DESCRIPTION OF THE TASK => In the abstract below on endothelial cells after myocardial infarction, what technique was used to isolate primary endothelial cells from the mouse hearts?

DOCUMENT SEGMENT =>
Quantitative proteomic analysis reveals regulatory networks of extracellular matrix receptor interaction pathways in endothelial cells after myocardial infarction

Abstract

Cardiac fibrosis, a significant pathological alteration following myocardial infarction (MI), remains enigmatic with respect to the role of cardiac endothelial cells (ECs). To elucidate the proteomic shifts in cardiac ECs accompanying MI-induced cardiac fibrosis, a standard MI mice model was established through ligation of the left anterior descending branch. Following 14 days of effective modeling, we isolated primary ECs from the hearts of both sham and MI models utilizing the CD31 microbeads sorting technique. Quantitative proteomics and bioinformatics methodologies, including tandem mass spectrometry, were employed to discern proteomic alterations in the primary endothelial cells of the experimental groups. Comprehensive analyses, including Gene Ontology analysis, Kyoto Encyclopedia of Genes and Genomes (KEGG) analysis, functional enrichment analysis, and functional enrichment cluster analysis, revealed an up-regulation of proteins associated with extracellular matrix-receptor interaction pathway in cardiac fibrosis post-MI. Subsequent Western blot analysis confirmed the up-regulation of specific proteins involved in this pathway, namely collagen type VI alpha 2 (Col6α2), vitronectin (Vtn), and integrin beta (Itgβ). We conclude that the expression levels of Col6α2, Vtn, and Itgβ in primary ECs during the early stage of cardiac fibrosis, 14 days post-MI, were significantly elevated compared to the sham group (P < 0.05). This observation suggests that ECM-receptor interaction could potentially influence the progression of cardiac fibrosis following MI.

Source data:
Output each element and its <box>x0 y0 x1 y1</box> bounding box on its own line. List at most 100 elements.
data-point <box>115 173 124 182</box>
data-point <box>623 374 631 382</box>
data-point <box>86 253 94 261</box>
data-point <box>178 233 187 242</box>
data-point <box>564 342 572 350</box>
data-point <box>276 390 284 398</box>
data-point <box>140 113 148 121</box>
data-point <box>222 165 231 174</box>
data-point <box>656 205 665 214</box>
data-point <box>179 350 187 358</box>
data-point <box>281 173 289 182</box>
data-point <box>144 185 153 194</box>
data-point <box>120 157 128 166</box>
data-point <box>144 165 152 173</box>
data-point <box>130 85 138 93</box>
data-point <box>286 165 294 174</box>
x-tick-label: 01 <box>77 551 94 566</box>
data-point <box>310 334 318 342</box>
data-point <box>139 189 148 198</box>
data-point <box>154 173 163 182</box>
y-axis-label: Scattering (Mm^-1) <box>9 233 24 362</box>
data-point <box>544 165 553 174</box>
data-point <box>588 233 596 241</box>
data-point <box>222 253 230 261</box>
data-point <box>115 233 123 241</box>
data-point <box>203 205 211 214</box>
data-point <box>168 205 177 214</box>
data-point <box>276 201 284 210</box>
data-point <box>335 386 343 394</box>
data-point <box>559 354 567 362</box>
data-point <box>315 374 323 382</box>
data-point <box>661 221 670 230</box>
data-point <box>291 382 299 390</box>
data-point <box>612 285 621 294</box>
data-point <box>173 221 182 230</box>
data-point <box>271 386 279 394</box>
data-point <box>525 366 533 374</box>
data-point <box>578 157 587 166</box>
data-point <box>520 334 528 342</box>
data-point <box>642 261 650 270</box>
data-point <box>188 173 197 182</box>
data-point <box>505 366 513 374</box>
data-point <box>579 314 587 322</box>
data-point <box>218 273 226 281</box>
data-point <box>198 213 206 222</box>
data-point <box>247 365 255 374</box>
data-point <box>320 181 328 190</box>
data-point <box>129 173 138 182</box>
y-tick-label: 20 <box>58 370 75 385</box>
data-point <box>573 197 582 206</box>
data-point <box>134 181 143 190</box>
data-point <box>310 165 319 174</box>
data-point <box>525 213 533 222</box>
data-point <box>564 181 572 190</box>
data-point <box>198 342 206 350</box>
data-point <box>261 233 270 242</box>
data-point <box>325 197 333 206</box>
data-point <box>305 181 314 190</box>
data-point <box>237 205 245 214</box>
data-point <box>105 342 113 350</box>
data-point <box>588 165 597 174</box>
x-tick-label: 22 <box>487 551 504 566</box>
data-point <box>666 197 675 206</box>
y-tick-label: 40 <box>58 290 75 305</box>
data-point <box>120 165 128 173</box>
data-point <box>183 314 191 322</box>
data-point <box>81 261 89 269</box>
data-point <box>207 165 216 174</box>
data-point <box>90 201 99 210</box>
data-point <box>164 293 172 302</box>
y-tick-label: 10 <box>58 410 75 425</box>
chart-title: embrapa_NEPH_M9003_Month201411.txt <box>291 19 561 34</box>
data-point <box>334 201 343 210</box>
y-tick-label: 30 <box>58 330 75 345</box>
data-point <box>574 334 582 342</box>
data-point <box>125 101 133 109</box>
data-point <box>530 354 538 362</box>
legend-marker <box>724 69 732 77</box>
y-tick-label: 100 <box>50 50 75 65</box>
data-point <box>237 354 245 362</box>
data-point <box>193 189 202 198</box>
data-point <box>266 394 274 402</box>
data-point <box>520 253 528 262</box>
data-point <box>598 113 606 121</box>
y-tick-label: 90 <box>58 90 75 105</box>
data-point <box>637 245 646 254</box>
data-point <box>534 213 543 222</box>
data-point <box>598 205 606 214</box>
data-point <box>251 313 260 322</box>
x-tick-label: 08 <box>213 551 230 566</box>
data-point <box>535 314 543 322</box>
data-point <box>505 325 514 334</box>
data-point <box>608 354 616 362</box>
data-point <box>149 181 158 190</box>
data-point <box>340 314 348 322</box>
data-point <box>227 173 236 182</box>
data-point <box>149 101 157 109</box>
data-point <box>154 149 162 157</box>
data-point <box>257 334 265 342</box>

WRITTEN SOLUTION => The CD31 microbeads sorting technique.